→ **Passage given**
-.-.-
Anger wastes energy indiscriminately, usually at a time when we need to preserve energy and use it to maximum benefit. It focuses concentration very narrowly in moments when we need to be more cognizant of what is going on around us. It robs us of self-control precisely when we most need to be in control of ourselves. It would be idealistic to hope that through training we could completely eliminate the anger that is sometimes within us. In my own case, I don't hold out much hope of that happening. But if our budo training cannot eliminate our anger, it can teach us to recognize what our anger is really all about, and to see that more often than not it is an emotion that we can ill afford to indulge.

https://www.koryu.com/library/dlowry9.html


----------



## Tilted 1 (Jul 23, 2019)

When l deal with my issues this helped me.

When Sorry Isn't Enough: Making Things Right with Those You Love
Book by Gary Chapman and Jennifer Thomas


----------



## Violet28 (Oct 4, 2018)

Start praying for them.


----------



## Babygotback (Jul 11, 2019)
-.-.-
→ **Dataset content**
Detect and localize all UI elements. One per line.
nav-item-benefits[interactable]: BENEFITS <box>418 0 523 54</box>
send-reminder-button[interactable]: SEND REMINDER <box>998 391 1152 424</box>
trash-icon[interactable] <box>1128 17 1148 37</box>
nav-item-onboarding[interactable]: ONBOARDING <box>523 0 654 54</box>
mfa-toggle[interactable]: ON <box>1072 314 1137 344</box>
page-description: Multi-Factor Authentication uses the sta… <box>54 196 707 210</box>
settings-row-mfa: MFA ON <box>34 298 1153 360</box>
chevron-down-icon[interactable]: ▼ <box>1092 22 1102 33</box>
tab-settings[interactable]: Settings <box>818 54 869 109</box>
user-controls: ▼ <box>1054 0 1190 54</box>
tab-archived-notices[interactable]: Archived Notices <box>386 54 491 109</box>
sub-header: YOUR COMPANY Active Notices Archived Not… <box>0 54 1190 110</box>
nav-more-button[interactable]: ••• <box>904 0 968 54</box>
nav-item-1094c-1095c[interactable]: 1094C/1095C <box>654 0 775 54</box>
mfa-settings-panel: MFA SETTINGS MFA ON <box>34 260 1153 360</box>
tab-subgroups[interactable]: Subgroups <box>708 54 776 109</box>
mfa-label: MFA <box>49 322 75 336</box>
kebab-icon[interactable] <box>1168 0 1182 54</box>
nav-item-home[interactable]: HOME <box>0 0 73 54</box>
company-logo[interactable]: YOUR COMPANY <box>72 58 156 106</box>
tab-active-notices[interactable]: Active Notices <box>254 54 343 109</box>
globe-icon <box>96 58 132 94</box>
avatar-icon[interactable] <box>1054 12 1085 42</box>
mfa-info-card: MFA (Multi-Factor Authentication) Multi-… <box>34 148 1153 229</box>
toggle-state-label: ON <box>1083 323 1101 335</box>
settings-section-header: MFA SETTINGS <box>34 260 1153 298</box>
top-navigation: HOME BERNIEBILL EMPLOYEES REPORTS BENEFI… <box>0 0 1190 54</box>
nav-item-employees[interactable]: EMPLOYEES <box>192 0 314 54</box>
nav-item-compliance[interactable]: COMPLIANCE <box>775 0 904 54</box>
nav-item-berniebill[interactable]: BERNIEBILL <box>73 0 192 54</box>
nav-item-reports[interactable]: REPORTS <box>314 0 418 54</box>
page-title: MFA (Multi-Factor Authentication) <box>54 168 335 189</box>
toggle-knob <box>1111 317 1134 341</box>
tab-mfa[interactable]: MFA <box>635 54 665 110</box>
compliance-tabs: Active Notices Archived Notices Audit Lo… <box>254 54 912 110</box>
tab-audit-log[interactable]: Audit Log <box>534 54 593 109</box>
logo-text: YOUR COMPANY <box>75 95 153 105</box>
-.-.-
→ **Goal A**
What does the passage on anger say anger robs us of, and at what moment?
→ **Goal B**
Reproduce word for word everything in the passage on anger from "Anger wastes energy" down to "afford to indulge.".
→ **Goal C**
Write the next part of the passage on anger, picking up where it stops.

→ **Reply A**
It robs us of self-control precisely when we most need to be in control of ourselves.

→ **Reply B**
Anger wastes energy indiscriminately, usually at a time when we need to preserve energy and use it to maximum benefit. It focuses concentration very narrowly in moments when we need to be more cognizant of what is going on around us. It robs us of self-control precisely when we most need to be in control of ourselves. It would be idealistic to hope that through training we could completely eliminate the anger that is sometimes within us. In my own case, I don't hold out much hope of that happening. But if our budo training cannot eliminate our anger, it can teach us to recognize what our anger is really all about, and to see that more often than not it is an emotion that we can ill afford to indulge.

→ **Reply C**
The book "Forgiveness Is a Choice" has been helpful to me a couple of times thr past few years. Best of luck.


----------



## NextTimeAround (Dec 15, 2011)

For those who are no longer in your life and have no good reason to be, I would continue no contact. Even being proactive in your avoidance of them. ie avoiding social gatherings that they attend as well. Because my family insisted on "being friends" with a guy I used to date and was stalking me, I realized that every family gathering I could risk running into him. I had my wedding in England (my first husband is English) to make damned sure that my mother didn't do one of her "I just didn't want to be rude" routines when the ex shows up at my wedding.

For those who must still be in your life, look at assertiveness strategies to protect yourself from interaction.

Probably the anger and grudges arise from the fact you felt helpless when interacting with these people. so it's understandable as no one likes feeling helpless. That fact that you are making choices as to how to handle your interaction and others and also whether you will interact with someone at all will help to lessen those feelings of anger grudges.


----------



## RebuildingMe (Aug 18, 2019)

I purchased “The Forgiveness Fix” which was just published. It’s over 100 short stories of forgiveness from all walks of life. I seem to do better with real life examples. Giving this a try


----------



## temet nostre (Oct 10, 2019)

Did anyone read "How to Stop Worrying and Start Living" by Dale Carnegie? Does anyone have opinions about this book?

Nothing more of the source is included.